## DATA LINES
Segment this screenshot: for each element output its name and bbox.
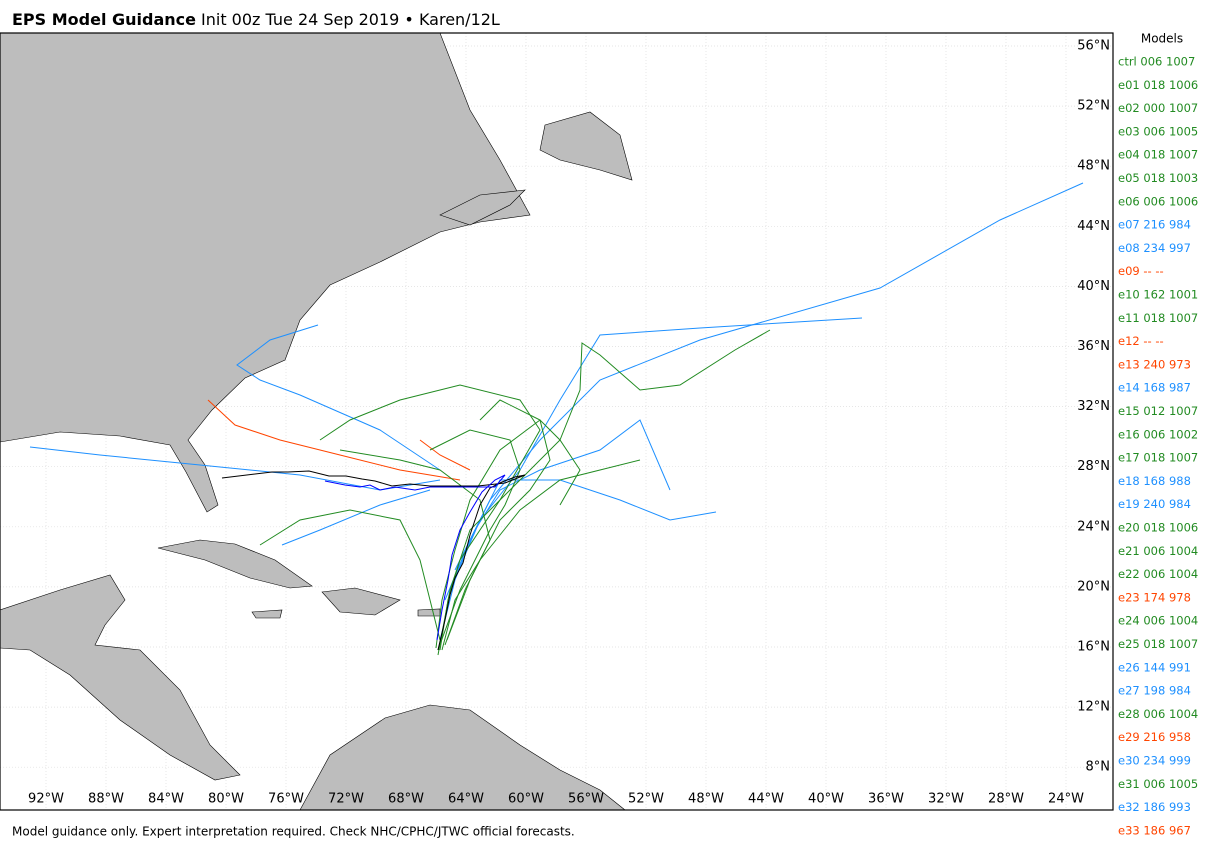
- lat-label: 28°N: [1077, 459, 1110, 474]
- legend-title: Models: [1141, 32, 1183, 46]
- track: [339, 449, 491, 646]
- track: [435, 419, 581, 649]
- track: [441, 459, 641, 651]
- central-america: [0, 574, 241, 781]
- legend-entry: e09 -- --: [1118, 264, 1164, 278]
- lat-label: 8°N: [1086, 760, 1111, 775]
- lon-label: 52°W: [628, 792, 664, 807]
- tracks: [29, 182, 1084, 656]
- lat-label: 40°N: [1077, 279, 1110, 294]
- track: [419, 439, 471, 471]
- lat-label: 16°N: [1077, 640, 1110, 655]
- track: [207, 399, 461, 481]
- legend: Models ctrl 006 1007 e01 018 1006 e02 000 …: [1118, 32, 1198, 838]
- legend-entry: e22 006 1004: [1118, 567, 1198, 581]
- lat-label: 24°N: [1077, 519, 1110, 534]
- legend-entry: e20 018 1006: [1118, 521, 1198, 535]
- legend-entry: e08 234 997: [1118, 241, 1191, 255]
- lon-label: 48°W: [688, 792, 724, 807]
- lon-label: 76°W: [268, 792, 304, 807]
- track: [429, 429, 521, 651]
- track: [259, 509, 441, 641]
- north-america: [0, 32, 531, 513]
- legend-entry: e16 006 1002: [1118, 427, 1198, 441]
- title-rest: Init 00z Tue 24 Sep 2019 • Karen/12L: [201, 10, 500, 29]
- lon-label: 80°W: [208, 792, 244, 807]
- lon-label: 92°W: [28, 792, 64, 807]
- lat-label: 20°N: [1077, 579, 1110, 594]
- legend-entry: e28 006 1004: [1118, 707, 1198, 721]
- title-bold: EPS Model Guidance: [12, 10, 196, 29]
- track: [281, 489, 431, 546]
- legend-entry: e31 006 1005: [1118, 777, 1198, 791]
- lon-label: 60°W: [508, 792, 544, 807]
- legend-entry: e17 018 1007: [1118, 451, 1198, 465]
- lon-label: 72°W: [328, 792, 364, 807]
- legend-entry: e03 006 1005: [1118, 124, 1198, 138]
- legend-entry: e33 186 967: [1118, 823, 1191, 837]
- lon-label: 32°W: [928, 792, 964, 807]
- legend-entry: e21 006 1004: [1118, 544, 1198, 558]
- legend-entry: ctrl 006 1007: [1118, 55, 1195, 69]
- south-america: [299, 704, 626, 811]
- lat-label: 36°N: [1077, 339, 1110, 354]
- legend-entry: e32 186 993: [1118, 800, 1191, 814]
- legend-entry: e01 018 1006: [1118, 78, 1198, 92]
- legend-entry: e26 144 991: [1118, 660, 1191, 674]
- legend-entry: e10 162 1001: [1118, 288, 1198, 302]
- track: [437, 329, 771, 656]
- jamaica: [251, 609, 283, 619]
- consensus-track: [324, 474, 506, 641]
- legend-entry: e18 168 988: [1118, 474, 1191, 488]
- legend-entry: e30 234 999: [1118, 754, 1191, 768]
- track: [454, 182, 1084, 571]
- legend-entry: e02 000 1007: [1118, 101, 1198, 115]
- title: EPS Model Guidance Init 00z Tue 24 Sep 20…: [12, 10, 500, 29]
- legend-entry: e07 216 984: [1118, 218, 1191, 232]
- legend-entry: e12 -- --: [1118, 334, 1164, 348]
- lat-label: 32°N: [1077, 399, 1110, 414]
- lon-label: 36°W: [868, 792, 904, 807]
- legend-entry: e04 018 1007: [1118, 148, 1198, 162]
- lat-label: 52°N: [1077, 99, 1110, 114]
- lon-label: 28°W: [988, 792, 1024, 807]
- lat-label: 12°N: [1077, 700, 1110, 715]
- legend-entry: e06 006 1006: [1118, 194, 1198, 208]
- track: [446, 399, 551, 641]
- lon-label: 44°W: [748, 792, 784, 807]
- legend-entry: e23 174 978: [1118, 590, 1191, 604]
- lat-label: 48°N: [1077, 159, 1110, 174]
- puerto-rico: [417, 608, 441, 617]
- lon-label: 64°W: [448, 792, 484, 807]
- nova-scotia: [439, 189, 526, 226]
- lat-label: 44°N: [1077, 219, 1110, 234]
- lon-label: 56°W: [568, 792, 604, 807]
- hispaniola: [321, 587, 401, 616]
- legend-entry: e19 240 984: [1118, 497, 1191, 511]
- lon-label: 24°W: [1048, 792, 1084, 807]
- lon-label: 68°W: [388, 792, 424, 807]
- legend-entry: e15 012 1007: [1118, 404, 1198, 418]
- lon-label: 84°W: [148, 792, 184, 807]
- legend-entry: e29 216 958: [1118, 730, 1191, 744]
- map-frame: [0, 32, 1114, 811]
- track: [236, 324, 441, 471]
- legend-entry: e27 198 984: [1118, 684, 1191, 698]
- lat-label: 56°N: [1077, 39, 1110, 54]
- cuba: [157, 539, 313, 589]
- lon-label: 88°W: [88, 792, 124, 807]
- lon-label: 40°W: [808, 792, 844, 807]
- legend-entry: e11 018 1007: [1118, 311, 1198, 325]
- footer: Model guidance only. Expert interpretati…: [12, 825, 575, 839]
- legend-entry: e24 006 1004: [1118, 614, 1198, 628]
- legend-entry: e14 168 987: [1118, 381, 1191, 395]
- map: 92°W 88°W 84°W 80°W 76°W 72°W 68°W 64°W 60°W 56°W…: [0, 32, 1114, 811]
- legend-entry: e13 240 973: [1118, 357, 1191, 371]
- legend-entry: e25 018 1007: [1118, 637, 1198, 651]
- newfoundland: [539, 111, 633, 181]
- official-track: [221, 470, 526, 651]
- legend-entry: e05 018 1003: [1118, 171, 1198, 185]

## WORK TO BE COMPLETED
Return all of the data above line for line, unchanged, but leave the pictures out.

## CORRECT RESULT
Segment this screenshot: for each element output its name and bbox.
- lat-label: 28°N: [1077, 459, 1110, 474]
- legend-title: Models: [1141, 32, 1183, 46]
- track: [339, 449, 491, 646]
- track: [435, 419, 581, 649]
- track: [441, 459, 641, 651]
- central-america: [0, 574, 241, 781]
- legend-entry: e09 -- --: [1118, 264, 1164, 278]
- lat-label: 8°N: [1086, 760, 1111, 775]
- lon-label: 52°W: [628, 792, 664, 807]
- tracks: [29, 182, 1084, 656]
- lat-label: 40°N: [1077, 279, 1110, 294]
- track: [419, 439, 471, 471]
- lat-label: 16°N: [1077, 640, 1110, 655]
- track: [207, 399, 461, 481]
- legend: Models ctrl 006 1007 e01 018 1006 e02 000 …: [1118, 32, 1198, 838]
- legend-entry: e22 006 1004: [1118, 567, 1198, 581]
- lat-label: 24°N: [1077, 519, 1110, 534]
- legend-entry: e20 018 1006: [1118, 521, 1198, 535]
- legend-entry: e08 234 997: [1118, 241, 1191, 255]
- lon-label: 48°W: [688, 792, 724, 807]
- lon-label: 76°W: [268, 792, 304, 807]
- track: [429, 429, 521, 651]
- track: [259, 509, 441, 641]
- north-america: [0, 32, 531, 513]
- legend-entry: e16 006 1002: [1118, 427, 1198, 441]
- title-rest: Init 00z Tue 24 Sep 2019 • Karen/12L: [201, 10, 500, 29]
- lon-label: 80°W: [208, 792, 244, 807]
- lon-label: 92°W: [28, 792, 64, 807]
- lat-label: 20°N: [1077, 579, 1110, 594]
- legend-entry: e28 006 1004: [1118, 707, 1198, 721]
- title-bold: EPS Model Guidance: [12, 10, 196, 29]
- track: [281, 489, 431, 546]
- legend-entry: e31 006 1005: [1118, 777, 1198, 791]
- lon-label: 60°W: [508, 792, 544, 807]
- legend-entry: e17 018 1007: [1118, 451, 1198, 465]
- lon-label: 72°W: [328, 792, 364, 807]
- legend-entry: e03 006 1005: [1118, 124, 1198, 138]
- legend-entry: e33 186 967: [1118, 823, 1191, 837]
- lon-label: 32°W: [928, 792, 964, 807]
- legend-entry: e21 006 1004: [1118, 544, 1198, 558]
- legend-entry: ctrl 006 1007: [1118, 55, 1195, 69]
- south-america: [299, 704, 626, 811]
- lat-label: 36°N: [1077, 339, 1110, 354]
- legend-entry: e32 186 993: [1118, 800, 1191, 814]
- legend-entry: e01 018 1006: [1118, 78, 1198, 92]
- legend-entry: e26 144 991: [1118, 660, 1191, 674]
- legend-entry: e10 162 1001: [1118, 288, 1198, 302]
- track: [437, 329, 771, 656]
- jamaica: [251, 609, 283, 619]
- consensus-track: [324, 474, 506, 641]
- legend-entry: e18 168 988: [1118, 474, 1191, 488]
- legend-entry: e30 234 999: [1118, 754, 1191, 768]
- track: [454, 182, 1084, 571]
- legend-entry: e02 000 1007: [1118, 101, 1198, 115]
- title: EPS Model Guidance Init 00z Tue 24 Sep 20…: [12, 10, 500, 29]
- legend-entry: e07 216 984: [1118, 218, 1191, 232]
- legend-entry: e12 -- --: [1118, 334, 1164, 348]
- lat-label: 32°N: [1077, 399, 1110, 414]
- lon-label: 36°W: [868, 792, 904, 807]
- legend-entry: e04 018 1007: [1118, 148, 1198, 162]
- lat-label: 52°N: [1077, 99, 1110, 114]
- lon-label: 28°W: [988, 792, 1024, 807]
- lat-label: 12°N: [1077, 700, 1110, 715]
- legend-entry: e06 006 1006: [1118, 194, 1198, 208]
- track: [446, 399, 551, 641]
- lon-label: 44°W: [748, 792, 784, 807]
- legend-entry: e23 174 978: [1118, 590, 1191, 604]
- lat-label: 48°N: [1077, 159, 1110, 174]
- puerto-rico: [417, 608, 441, 617]
- lon-label: 64°W: [448, 792, 484, 807]
- nova-scotia: [439, 189, 526, 226]
- lat-label: 44°N: [1077, 219, 1110, 234]
- lon-label: 56°W: [568, 792, 604, 807]
- hispaniola: [321, 587, 401, 616]
- legend-entry: e19 240 984: [1118, 497, 1191, 511]
- lon-label: 24°W: [1048, 792, 1084, 807]
- lon-label: 68°W: [388, 792, 424, 807]
- legend-entry: e15 012 1007: [1118, 404, 1198, 418]
- lon-label: 84°W: [148, 792, 184, 807]
- legend-entry: e29 216 958: [1118, 730, 1191, 744]
- map-frame: [0, 32, 1114, 811]
- track: [236, 324, 441, 471]
- legend-entry: e27 198 984: [1118, 684, 1191, 698]
- lat-label: 56°N: [1077, 39, 1110, 54]
- cuba: [157, 539, 313, 589]
- lon-label: 88°W: [88, 792, 124, 807]
- lon-label: 40°W: [808, 792, 844, 807]
- legend-entry: e11 018 1007: [1118, 311, 1198, 325]
- footer: Model guidance only. Expert interpretati…: [12, 825, 575, 839]
- legend-entry: e24 006 1004: [1118, 614, 1198, 628]
- legend-entry: e14 168 987: [1118, 381, 1191, 395]
- map: 92°W 88°W 84°W 80°W 76°W 72°W 68°W 64°W 60°W 56°W…: [0, 32, 1114, 811]
- legend-entry: e13 240 973: [1118, 357, 1191, 371]
- legend-entry: e25 018 1007: [1118, 637, 1198, 651]
- newfoundland: [539, 111, 633, 181]
- official-track: [221, 470, 526, 651]
- legend-entry: e05 018 1003: [1118, 171, 1198, 185]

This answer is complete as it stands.